**** INFORMATION PROVIDED

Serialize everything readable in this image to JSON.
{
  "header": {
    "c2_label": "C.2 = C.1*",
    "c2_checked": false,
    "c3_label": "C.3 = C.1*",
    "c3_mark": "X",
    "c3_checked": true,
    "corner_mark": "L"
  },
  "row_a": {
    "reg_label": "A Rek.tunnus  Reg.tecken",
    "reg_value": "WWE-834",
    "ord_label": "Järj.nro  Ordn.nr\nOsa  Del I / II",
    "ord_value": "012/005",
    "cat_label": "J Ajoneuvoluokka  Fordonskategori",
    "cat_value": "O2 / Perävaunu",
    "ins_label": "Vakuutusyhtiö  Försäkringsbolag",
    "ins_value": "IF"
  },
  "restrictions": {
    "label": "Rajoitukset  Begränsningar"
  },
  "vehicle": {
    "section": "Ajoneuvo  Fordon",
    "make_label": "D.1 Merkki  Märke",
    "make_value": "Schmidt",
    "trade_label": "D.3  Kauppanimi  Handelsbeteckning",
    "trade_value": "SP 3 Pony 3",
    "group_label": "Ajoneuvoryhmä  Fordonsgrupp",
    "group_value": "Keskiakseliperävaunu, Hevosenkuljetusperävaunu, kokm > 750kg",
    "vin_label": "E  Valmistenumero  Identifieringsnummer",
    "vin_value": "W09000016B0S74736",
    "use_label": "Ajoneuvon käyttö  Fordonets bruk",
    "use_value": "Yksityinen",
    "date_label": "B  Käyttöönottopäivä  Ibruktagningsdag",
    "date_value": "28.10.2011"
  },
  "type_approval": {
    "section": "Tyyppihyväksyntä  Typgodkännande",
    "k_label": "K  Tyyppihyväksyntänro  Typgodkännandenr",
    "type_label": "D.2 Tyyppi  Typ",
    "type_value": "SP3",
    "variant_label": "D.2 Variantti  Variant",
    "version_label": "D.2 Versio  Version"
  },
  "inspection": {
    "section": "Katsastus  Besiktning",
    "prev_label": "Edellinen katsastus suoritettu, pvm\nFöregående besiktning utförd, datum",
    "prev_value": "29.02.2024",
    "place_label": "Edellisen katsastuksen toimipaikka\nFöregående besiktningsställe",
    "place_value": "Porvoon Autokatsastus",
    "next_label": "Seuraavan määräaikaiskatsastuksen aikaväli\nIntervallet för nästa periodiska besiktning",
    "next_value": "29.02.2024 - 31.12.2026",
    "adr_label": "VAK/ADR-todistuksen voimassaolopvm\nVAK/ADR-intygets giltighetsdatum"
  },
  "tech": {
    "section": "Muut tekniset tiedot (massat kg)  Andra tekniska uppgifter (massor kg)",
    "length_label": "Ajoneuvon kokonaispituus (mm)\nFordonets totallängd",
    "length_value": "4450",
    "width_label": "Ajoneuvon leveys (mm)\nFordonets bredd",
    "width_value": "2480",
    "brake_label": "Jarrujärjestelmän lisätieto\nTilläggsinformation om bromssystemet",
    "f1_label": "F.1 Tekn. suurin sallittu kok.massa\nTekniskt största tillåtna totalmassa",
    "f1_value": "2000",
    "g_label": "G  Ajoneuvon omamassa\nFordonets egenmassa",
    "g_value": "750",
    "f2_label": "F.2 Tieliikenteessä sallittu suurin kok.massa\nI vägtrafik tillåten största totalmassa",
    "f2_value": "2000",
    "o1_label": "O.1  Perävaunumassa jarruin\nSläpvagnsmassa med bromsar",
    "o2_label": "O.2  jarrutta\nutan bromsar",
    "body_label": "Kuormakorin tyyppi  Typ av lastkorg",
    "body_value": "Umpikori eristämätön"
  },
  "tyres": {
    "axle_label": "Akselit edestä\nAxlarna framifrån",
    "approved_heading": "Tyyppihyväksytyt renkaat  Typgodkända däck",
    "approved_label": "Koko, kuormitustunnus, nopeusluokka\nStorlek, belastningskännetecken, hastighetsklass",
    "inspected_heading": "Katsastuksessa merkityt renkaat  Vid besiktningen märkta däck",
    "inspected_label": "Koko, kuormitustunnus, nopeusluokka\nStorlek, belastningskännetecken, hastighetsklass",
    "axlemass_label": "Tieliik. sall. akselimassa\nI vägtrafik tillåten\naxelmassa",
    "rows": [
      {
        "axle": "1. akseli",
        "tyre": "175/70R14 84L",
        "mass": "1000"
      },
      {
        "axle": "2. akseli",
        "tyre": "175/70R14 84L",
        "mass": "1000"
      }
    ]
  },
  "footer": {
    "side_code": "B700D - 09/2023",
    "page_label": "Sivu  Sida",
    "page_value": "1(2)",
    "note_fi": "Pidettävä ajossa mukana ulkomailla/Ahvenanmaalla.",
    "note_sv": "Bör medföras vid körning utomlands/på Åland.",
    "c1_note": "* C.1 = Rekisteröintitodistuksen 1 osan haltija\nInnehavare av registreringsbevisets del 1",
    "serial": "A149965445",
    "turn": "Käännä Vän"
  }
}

********

**GIVEN PROBLEM**
Across the material above, how many lines include the string "största"? Only the number is wanted.

**REPLY**
2